WHAT THE EXERCISE ASKS
Give only the number of lines in the records that include the string "title".
─── RAW RECORDS
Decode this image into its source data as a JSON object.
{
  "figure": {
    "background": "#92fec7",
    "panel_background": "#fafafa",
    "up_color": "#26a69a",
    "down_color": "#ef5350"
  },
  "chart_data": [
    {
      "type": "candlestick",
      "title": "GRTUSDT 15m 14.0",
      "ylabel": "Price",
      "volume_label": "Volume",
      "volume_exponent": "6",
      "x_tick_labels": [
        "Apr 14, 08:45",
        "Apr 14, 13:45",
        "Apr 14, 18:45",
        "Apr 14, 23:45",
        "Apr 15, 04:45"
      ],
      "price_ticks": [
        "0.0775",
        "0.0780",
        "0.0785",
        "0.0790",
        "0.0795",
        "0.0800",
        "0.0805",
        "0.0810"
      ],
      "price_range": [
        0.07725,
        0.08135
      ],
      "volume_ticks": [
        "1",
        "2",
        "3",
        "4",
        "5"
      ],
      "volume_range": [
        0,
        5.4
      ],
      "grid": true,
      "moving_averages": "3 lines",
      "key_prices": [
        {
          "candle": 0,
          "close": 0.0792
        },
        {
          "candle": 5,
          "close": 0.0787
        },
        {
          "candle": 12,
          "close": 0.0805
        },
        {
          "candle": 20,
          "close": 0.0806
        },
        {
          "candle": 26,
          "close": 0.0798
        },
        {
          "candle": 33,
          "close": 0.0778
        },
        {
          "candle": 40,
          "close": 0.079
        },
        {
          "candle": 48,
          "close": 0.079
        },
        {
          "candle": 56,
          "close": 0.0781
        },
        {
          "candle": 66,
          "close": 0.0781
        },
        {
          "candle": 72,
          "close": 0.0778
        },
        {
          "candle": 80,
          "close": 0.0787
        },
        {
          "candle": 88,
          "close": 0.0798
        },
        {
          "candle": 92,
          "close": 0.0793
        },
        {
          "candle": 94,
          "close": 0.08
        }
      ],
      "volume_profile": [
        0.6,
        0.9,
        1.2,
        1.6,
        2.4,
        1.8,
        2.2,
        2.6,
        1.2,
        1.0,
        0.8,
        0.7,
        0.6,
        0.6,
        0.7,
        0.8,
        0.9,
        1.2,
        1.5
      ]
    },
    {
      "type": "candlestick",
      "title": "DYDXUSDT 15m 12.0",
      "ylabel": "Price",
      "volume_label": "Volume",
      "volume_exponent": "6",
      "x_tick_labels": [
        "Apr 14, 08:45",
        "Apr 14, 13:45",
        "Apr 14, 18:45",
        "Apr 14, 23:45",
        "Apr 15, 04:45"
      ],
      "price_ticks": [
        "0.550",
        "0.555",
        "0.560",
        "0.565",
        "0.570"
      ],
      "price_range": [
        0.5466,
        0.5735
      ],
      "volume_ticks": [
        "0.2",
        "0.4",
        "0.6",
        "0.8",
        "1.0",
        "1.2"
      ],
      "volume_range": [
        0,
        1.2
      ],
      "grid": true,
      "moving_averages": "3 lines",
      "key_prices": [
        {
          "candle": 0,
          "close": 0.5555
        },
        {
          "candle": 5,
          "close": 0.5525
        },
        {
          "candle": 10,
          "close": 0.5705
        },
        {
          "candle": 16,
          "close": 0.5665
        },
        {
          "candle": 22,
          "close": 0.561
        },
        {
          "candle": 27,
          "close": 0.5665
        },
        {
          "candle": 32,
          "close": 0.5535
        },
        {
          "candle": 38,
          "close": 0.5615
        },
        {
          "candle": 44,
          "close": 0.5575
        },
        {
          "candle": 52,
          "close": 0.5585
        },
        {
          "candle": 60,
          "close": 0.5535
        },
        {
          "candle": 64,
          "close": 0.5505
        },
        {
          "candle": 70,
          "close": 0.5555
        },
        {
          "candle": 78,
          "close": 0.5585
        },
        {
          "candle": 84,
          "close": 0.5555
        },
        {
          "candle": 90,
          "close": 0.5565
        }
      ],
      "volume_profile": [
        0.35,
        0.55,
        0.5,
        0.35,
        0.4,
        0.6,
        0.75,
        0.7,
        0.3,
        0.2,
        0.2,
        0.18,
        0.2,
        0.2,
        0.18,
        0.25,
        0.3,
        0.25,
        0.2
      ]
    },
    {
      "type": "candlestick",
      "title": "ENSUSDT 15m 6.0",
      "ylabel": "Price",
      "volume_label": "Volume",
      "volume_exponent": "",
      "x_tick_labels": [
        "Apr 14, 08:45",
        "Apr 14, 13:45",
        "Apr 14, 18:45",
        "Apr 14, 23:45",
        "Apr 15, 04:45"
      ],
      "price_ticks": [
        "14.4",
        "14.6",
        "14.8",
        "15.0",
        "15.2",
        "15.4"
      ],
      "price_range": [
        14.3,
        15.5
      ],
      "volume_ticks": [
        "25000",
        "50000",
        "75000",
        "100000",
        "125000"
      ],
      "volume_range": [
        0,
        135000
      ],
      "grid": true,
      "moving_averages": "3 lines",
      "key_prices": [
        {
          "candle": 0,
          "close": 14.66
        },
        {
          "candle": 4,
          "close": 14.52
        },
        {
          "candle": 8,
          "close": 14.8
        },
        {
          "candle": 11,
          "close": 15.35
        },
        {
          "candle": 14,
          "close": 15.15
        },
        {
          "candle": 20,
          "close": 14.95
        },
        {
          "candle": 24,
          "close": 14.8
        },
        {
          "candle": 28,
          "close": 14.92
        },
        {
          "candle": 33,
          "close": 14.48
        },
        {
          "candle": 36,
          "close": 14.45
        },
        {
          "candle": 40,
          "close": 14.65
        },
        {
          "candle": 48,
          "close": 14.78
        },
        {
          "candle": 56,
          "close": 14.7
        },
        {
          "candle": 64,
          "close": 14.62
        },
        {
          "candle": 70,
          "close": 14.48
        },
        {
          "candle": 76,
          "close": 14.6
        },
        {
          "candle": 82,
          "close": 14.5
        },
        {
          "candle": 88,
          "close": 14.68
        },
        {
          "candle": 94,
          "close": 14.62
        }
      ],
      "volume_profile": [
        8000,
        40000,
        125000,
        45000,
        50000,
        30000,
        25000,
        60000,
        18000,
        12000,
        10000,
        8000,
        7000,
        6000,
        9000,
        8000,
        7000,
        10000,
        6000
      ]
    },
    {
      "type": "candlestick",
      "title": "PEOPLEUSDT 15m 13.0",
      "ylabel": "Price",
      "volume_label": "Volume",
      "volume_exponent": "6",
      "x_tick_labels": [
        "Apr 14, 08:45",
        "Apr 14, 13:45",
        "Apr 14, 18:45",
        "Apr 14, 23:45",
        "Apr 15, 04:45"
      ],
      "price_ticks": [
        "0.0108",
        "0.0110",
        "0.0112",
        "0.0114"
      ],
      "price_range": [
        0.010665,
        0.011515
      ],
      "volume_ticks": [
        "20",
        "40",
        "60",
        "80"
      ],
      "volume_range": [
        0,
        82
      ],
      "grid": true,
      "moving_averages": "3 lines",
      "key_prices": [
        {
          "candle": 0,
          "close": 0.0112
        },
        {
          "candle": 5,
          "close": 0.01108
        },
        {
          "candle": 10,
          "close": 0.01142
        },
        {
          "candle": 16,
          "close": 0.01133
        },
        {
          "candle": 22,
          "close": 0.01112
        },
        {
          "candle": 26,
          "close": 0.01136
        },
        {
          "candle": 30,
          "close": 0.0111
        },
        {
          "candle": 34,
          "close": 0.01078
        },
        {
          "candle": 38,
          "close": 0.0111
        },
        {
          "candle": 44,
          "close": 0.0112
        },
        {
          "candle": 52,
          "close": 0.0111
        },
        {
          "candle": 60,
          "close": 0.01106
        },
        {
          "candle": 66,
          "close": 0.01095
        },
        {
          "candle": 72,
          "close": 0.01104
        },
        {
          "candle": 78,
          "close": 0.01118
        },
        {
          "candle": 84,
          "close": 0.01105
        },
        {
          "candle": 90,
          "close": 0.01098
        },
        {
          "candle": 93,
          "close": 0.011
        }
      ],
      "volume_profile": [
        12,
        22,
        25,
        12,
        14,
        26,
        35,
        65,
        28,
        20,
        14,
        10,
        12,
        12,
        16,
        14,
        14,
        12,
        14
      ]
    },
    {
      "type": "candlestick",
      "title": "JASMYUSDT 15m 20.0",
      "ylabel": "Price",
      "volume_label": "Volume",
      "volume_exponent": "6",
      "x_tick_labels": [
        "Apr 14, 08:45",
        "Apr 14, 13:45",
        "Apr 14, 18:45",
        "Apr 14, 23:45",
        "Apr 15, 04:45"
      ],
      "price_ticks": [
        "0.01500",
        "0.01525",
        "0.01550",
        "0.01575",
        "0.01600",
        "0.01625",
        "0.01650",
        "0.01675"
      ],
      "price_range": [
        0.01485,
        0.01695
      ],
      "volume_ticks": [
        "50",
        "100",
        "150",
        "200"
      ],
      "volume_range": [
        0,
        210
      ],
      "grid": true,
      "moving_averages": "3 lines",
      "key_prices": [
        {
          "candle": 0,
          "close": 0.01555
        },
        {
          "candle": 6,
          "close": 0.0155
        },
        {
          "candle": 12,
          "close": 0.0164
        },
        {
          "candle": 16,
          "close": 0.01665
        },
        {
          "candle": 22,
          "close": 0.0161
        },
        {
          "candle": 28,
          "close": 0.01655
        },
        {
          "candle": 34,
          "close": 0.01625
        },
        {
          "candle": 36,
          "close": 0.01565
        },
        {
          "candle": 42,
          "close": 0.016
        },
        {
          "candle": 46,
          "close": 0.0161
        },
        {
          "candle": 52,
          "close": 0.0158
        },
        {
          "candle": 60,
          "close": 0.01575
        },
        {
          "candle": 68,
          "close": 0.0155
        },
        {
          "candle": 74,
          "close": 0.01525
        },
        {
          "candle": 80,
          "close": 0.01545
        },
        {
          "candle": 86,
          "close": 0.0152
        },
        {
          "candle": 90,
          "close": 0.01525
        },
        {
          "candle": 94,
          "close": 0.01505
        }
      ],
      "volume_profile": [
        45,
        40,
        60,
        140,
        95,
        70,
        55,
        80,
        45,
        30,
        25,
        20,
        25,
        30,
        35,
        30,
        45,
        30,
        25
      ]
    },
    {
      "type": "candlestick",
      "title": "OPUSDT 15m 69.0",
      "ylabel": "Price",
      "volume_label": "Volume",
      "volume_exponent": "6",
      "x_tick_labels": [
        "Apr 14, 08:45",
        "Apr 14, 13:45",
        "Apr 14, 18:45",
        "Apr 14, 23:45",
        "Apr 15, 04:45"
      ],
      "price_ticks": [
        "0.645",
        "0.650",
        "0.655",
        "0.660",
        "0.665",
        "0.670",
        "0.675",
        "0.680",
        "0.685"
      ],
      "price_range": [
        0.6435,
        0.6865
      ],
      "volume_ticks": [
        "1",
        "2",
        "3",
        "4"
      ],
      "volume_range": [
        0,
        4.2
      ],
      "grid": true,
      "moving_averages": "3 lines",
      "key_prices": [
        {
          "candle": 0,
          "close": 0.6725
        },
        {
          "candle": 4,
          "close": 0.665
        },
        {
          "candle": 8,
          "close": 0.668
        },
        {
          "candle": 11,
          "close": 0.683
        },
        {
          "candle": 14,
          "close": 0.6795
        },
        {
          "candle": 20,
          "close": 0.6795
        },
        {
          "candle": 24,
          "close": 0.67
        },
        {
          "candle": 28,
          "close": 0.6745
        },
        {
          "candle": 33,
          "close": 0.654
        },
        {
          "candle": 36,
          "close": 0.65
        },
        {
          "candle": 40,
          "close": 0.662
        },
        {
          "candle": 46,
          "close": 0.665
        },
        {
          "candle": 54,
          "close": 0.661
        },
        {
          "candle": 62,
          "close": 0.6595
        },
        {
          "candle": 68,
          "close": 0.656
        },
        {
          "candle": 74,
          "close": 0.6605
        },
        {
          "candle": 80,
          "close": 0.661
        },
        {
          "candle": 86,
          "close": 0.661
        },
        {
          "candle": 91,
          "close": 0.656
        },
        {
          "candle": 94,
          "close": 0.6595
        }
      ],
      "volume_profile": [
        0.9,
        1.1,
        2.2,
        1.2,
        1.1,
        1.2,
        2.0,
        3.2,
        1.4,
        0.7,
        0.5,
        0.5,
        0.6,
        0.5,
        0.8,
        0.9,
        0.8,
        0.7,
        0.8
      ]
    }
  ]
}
──────
SOLUTION
6